YOUR GOAL »
Copy every row below verbatim, and omit the pictures from your copy.

━━━━━ RECORDS FOR PROCESSING

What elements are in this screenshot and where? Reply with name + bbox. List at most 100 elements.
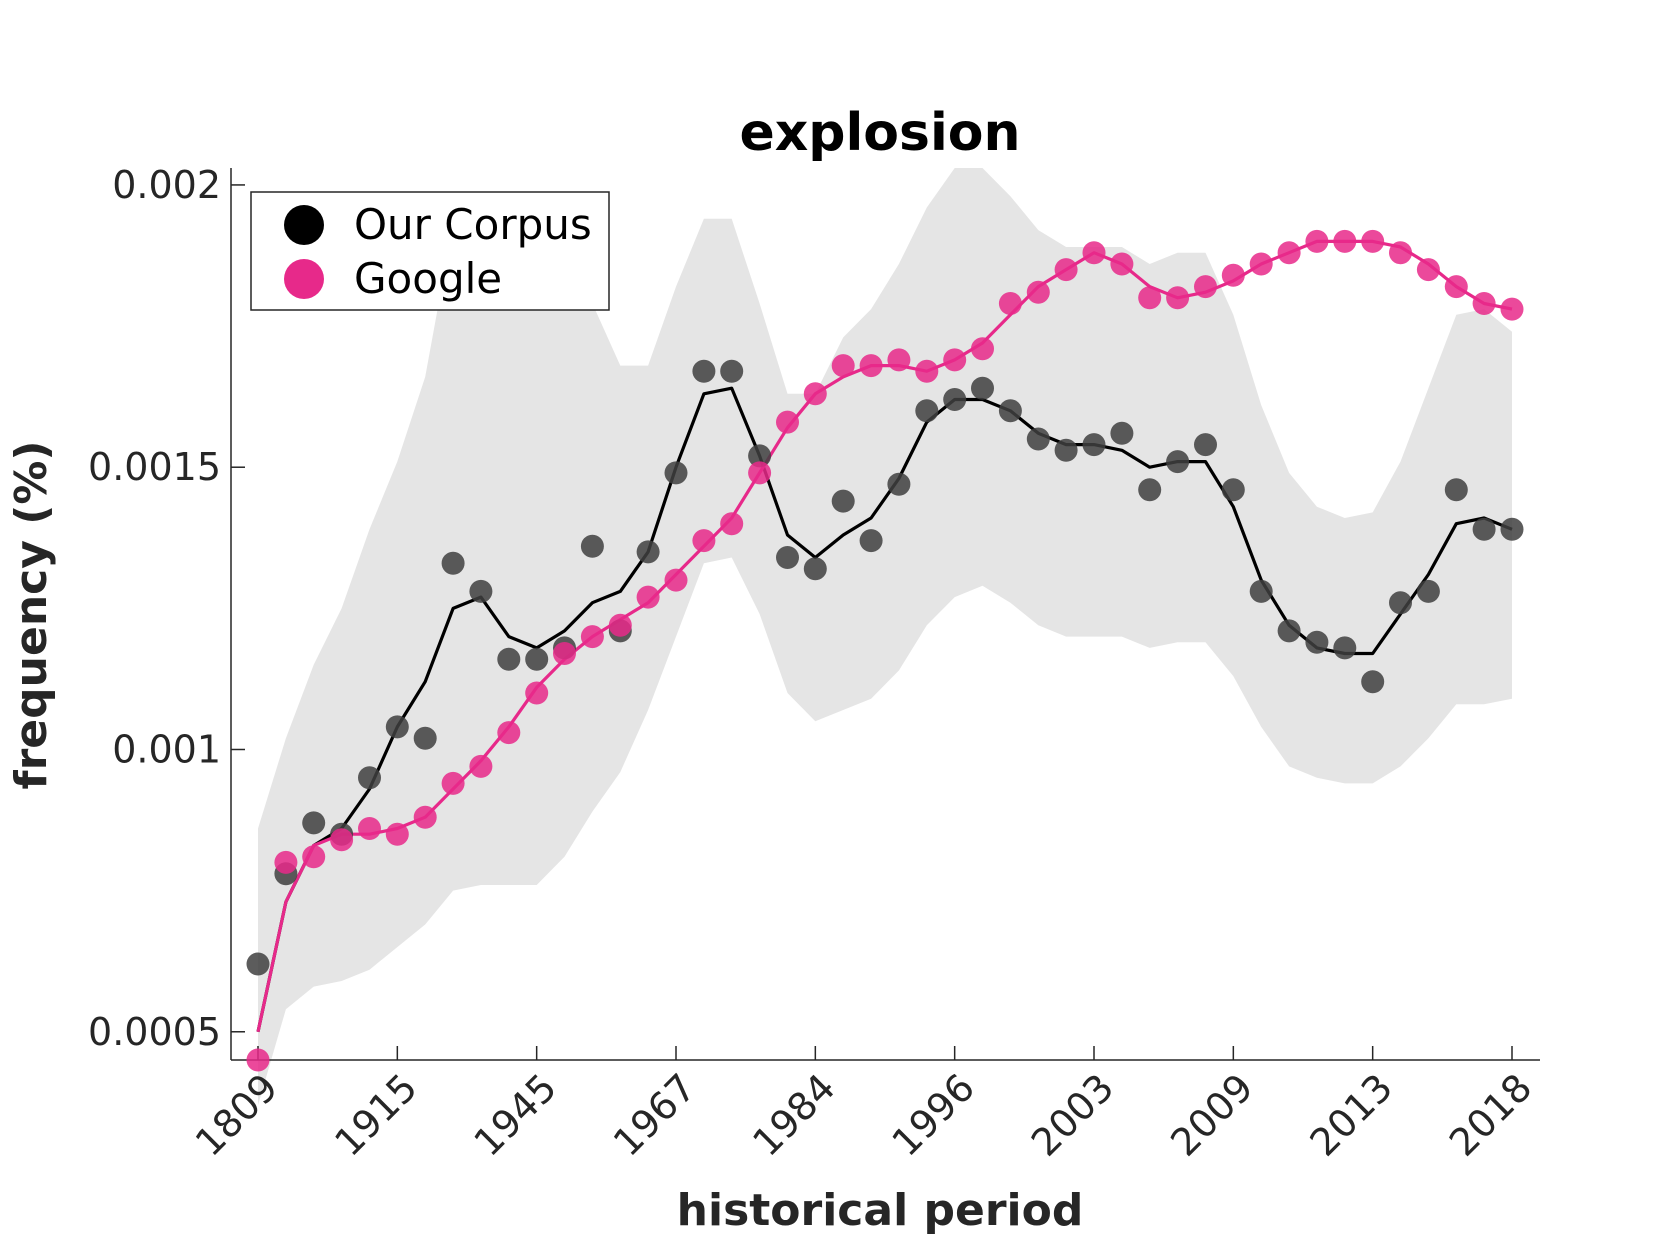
google-point [1110, 252, 1134, 276]
google-point [887, 348, 911, 372]
our-corpus-point [1333, 636, 1357, 660]
our-corpus-point [720, 359, 744, 383]
our-corpus-point [1416, 579, 1440, 603]
google-point [330, 828, 354, 852]
legend-label-our-corpus: Our Corpus [354, 200, 592, 249]
series-lines-layer [256, 239, 1513, 1033]
our-corpus-point [1500, 517, 1524, 541]
our-corpus-point [1277, 619, 1301, 643]
google-point [1166, 286, 1190, 310]
google-point [525, 681, 549, 705]
our-corpus-point [664, 461, 688, 485]
x-tick-label: 1945 [466, 1065, 566, 1165]
our-corpus-point [413, 726, 437, 750]
google-point [1500, 297, 1524, 321]
x-tick-label: 1809 [187, 1065, 287, 1165]
google-point [1138, 286, 1162, 310]
our-corpus-point [302, 811, 326, 835]
google-point [358, 817, 381, 840]
our-corpus-point [998, 399, 1022, 423]
google-point [803, 382, 827, 406]
our-corpus-point [776, 546, 799, 569]
google-point [385, 822, 409, 846]
google-point [971, 337, 994, 361]
our-corpus-point [525, 647, 549, 671]
google-point [553, 642, 576, 665]
google-point [1221, 263, 1245, 287]
google-point [1054, 258, 1078, 282]
google-point [580, 625, 604, 649]
google-point [413, 805, 437, 829]
our-corpus-point [1249, 579, 1273, 603]
our-corpus-point [1389, 591, 1412, 615]
our-corpus-point [497, 647, 521, 671]
our-corpus-point [1305, 630, 1329, 654]
x-tick-label: 2003 [1023, 1065, 1123, 1165]
y-axis-title: frequency (%) [6, 440, 57, 789]
our-corpus-line [256, 386, 1513, 1033]
google-point [831, 354, 855, 378]
x-tick-label: 2013 [1302, 1065, 1402, 1165]
google-point [1082, 241, 1106, 265]
google-point [1472, 292, 1496, 315]
our-corpus-point [385, 715, 409, 739]
our-corpus-point [1361, 670, 1385, 694]
our-corpus-point [1054, 438, 1078, 462]
x-tick-label: 2009 [1162, 1065, 1262, 1165]
our-corpus-point [859, 529, 883, 553]
google-point [915, 359, 939, 383]
our-corpus-point [1444, 478, 1468, 502]
google-point [1277, 241, 1301, 265]
x-tick-label: 1996 [884, 1065, 984, 1165]
google-point [302, 845, 326, 869]
google-point [1361, 229, 1385, 253]
our-corpus-point [831, 489, 855, 513]
google-point [943, 348, 967, 372]
google-point [720, 512, 744, 536]
google-point [246, 1048, 270, 1072]
google-point [692, 529, 716, 553]
google-point [636, 585, 660, 609]
google-point [748, 461, 772, 485]
our-corpus-point [1082, 433, 1106, 457]
our-corpus-point [636, 540, 660, 564]
x-tick-label: 2018 [1441, 1065, 1541, 1165]
google-point [998, 292, 1022, 315]
our-corpus-point [692, 359, 716, 383]
series-points-layer [246, 229, 1524, 1072]
our-corpus-point [748, 444, 772, 468]
x-tick-label: 1967 [605, 1065, 705, 1165]
google-point [441, 771, 465, 795]
our-corpus-point [1026, 427, 1050, 451]
google-point [274, 850, 298, 874]
our-corpus-point [580, 534, 604, 558]
our-corpus-point [469, 579, 493, 603]
google-point [1416, 258, 1440, 282]
our-corpus-point [358, 766, 381, 790]
google-point [776, 410, 799, 434]
google-point [859, 354, 883, 378]
x-tick-label: 1915 [326, 1065, 426, 1165]
google-line [256, 239, 1513, 1033]
our-corpus-point [1110, 421, 1134, 445]
chart-title: explosion [739, 103, 1020, 163]
y-tick-label: 0.002 [112, 163, 221, 207]
confidence-band-layer [258, 168, 1512, 1106]
legend-label-google: Google [354, 254, 502, 303]
google-point [1194, 275, 1217, 299]
legend: Our Corpus Google [250, 191, 610, 311]
legend-marker-our-corpus [284, 205, 324, 245]
our-corpus-point [915, 399, 939, 423]
y-tick-label: 0.001 [112, 727, 221, 771]
x-tick-label: 1984 [744, 1065, 844, 1165]
google-point [1305, 229, 1329, 253]
google-point [608, 613, 632, 637]
google-point [1389, 241, 1412, 265]
google-point [1026, 280, 1050, 304]
our-corpus-point [441, 551, 465, 575]
legend-marker-google [284, 259, 324, 299]
our-corpus-point [971, 376, 994, 400]
our-corpus-point [1166, 450, 1190, 474]
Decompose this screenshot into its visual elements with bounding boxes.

━━━━━━━━━━

SOLUTION FOR THIS PROBLEM »
What elements are in this screenshot and where? Reply with name + bbox. List at most 100 elements.
google-point [1110, 252, 1134, 276]
google-point [887, 348, 911, 372]
our-corpus-point [1333, 636, 1357, 660]
our-corpus-point [720, 359, 744, 383]
our-corpus-point [1416, 579, 1440, 603]
google-point [330, 828, 354, 852]
legend-label-our-corpus: Our Corpus [354, 200, 592, 249]
series-lines-layer [256, 239, 1513, 1033]
our-corpus-point [1500, 517, 1524, 541]
our-corpus-point [1277, 619, 1301, 643]
google-point [1166, 286, 1190, 310]
google-point [525, 681, 549, 705]
our-corpus-point [664, 461, 688, 485]
x-tick-label: 1945 [466, 1065, 566, 1165]
our-corpus-point [413, 726, 437, 750]
google-point [1500, 297, 1524, 321]
x-tick-label: 1809 [187, 1065, 287, 1165]
google-point [1138, 286, 1162, 310]
our-corpus-point [302, 811, 326, 835]
google-point [358, 817, 381, 840]
our-corpus-point [998, 399, 1022, 423]
google-point [803, 382, 827, 406]
our-corpus-point [776, 546, 799, 569]
google-point [385, 822, 409, 846]
google-point [971, 337, 994, 361]
our-corpus-point [525, 647, 549, 671]
google-point [553, 642, 576, 665]
google-point [1221, 263, 1245, 287]
google-point [1054, 258, 1078, 282]
google-point [580, 625, 604, 649]
google-point [413, 805, 437, 829]
our-corpus-point [1249, 579, 1273, 603]
our-corpus-point [1389, 591, 1412, 615]
our-corpus-point [497, 647, 521, 671]
our-corpus-point [1305, 630, 1329, 654]
x-tick-label: 2003 [1023, 1065, 1123, 1165]
y-axis-title: frequency (%) [6, 440, 57, 789]
our-corpus-line [256, 386, 1513, 1033]
google-point [831, 354, 855, 378]
x-tick-label: 2013 [1302, 1065, 1402, 1165]
google-point [1082, 241, 1106, 265]
google-point [1472, 292, 1496, 315]
our-corpus-point [385, 715, 409, 739]
our-corpus-point [1361, 670, 1385, 694]
our-corpus-point [1054, 438, 1078, 462]
x-tick-label: 2009 [1162, 1065, 1262, 1165]
our-corpus-point [859, 529, 883, 553]
google-point [915, 359, 939, 383]
our-corpus-point [1444, 478, 1468, 502]
google-point [1277, 241, 1301, 265]
x-tick-label: 1996 [884, 1065, 984, 1165]
google-point [302, 845, 326, 869]
google-point [1361, 229, 1385, 253]
our-corpus-point [831, 489, 855, 513]
google-point [943, 348, 967, 372]
google-point [720, 512, 744, 536]
google-point [246, 1048, 270, 1072]
google-point [692, 529, 716, 553]
google-point [636, 585, 660, 609]
google-point [748, 461, 772, 485]
our-corpus-point [1082, 433, 1106, 457]
our-corpus-point [636, 540, 660, 564]
x-tick-label: 2018 [1441, 1065, 1541, 1165]
google-point [998, 292, 1022, 315]
our-corpus-point [692, 359, 716, 383]
series-points-layer [246, 229, 1524, 1072]
our-corpus-point [748, 444, 772, 468]
x-tick-label: 1967 [605, 1065, 705, 1165]
google-point [441, 771, 465, 795]
our-corpus-point [1026, 427, 1050, 451]
google-point [274, 850, 298, 874]
our-corpus-point [580, 534, 604, 558]
our-corpus-point [469, 579, 493, 603]
google-point [1416, 258, 1440, 282]
our-corpus-point [358, 766, 381, 790]
google-point [776, 410, 799, 434]
google-point [859, 354, 883, 378]
x-tick-label: 1915 [326, 1065, 426, 1165]
google-line [256, 239, 1513, 1033]
our-corpus-point [1110, 421, 1134, 445]
chart-title: explosion [739, 103, 1020, 163]
y-tick-label: 0.002 [112, 163, 221, 207]
confidence-band-layer [258, 168, 1512, 1106]
legend-label-google: Google [354, 254, 502, 303]
google-point [1194, 275, 1217, 299]
legend: Our Corpus Google [250, 191, 610, 311]
legend-marker-our-corpus [284, 205, 324, 245]
our-corpus-point [915, 399, 939, 423]
y-tick-label: 0.001 [112, 727, 221, 771]
x-tick-label: 1984 [744, 1065, 844, 1165]
google-point [1305, 229, 1329, 253]
google-point [608, 613, 632, 637]
google-point [1389, 241, 1412, 265]
google-point [1026, 280, 1050, 304]
our-corpus-point [441, 551, 465, 575]
legend-marker-google [284, 259, 324, 299]
our-corpus-point [971, 376, 994, 400]
our-corpus-point [1166, 450, 1190, 474]
Decompose this screenshot into its visual elements with bounding boxes.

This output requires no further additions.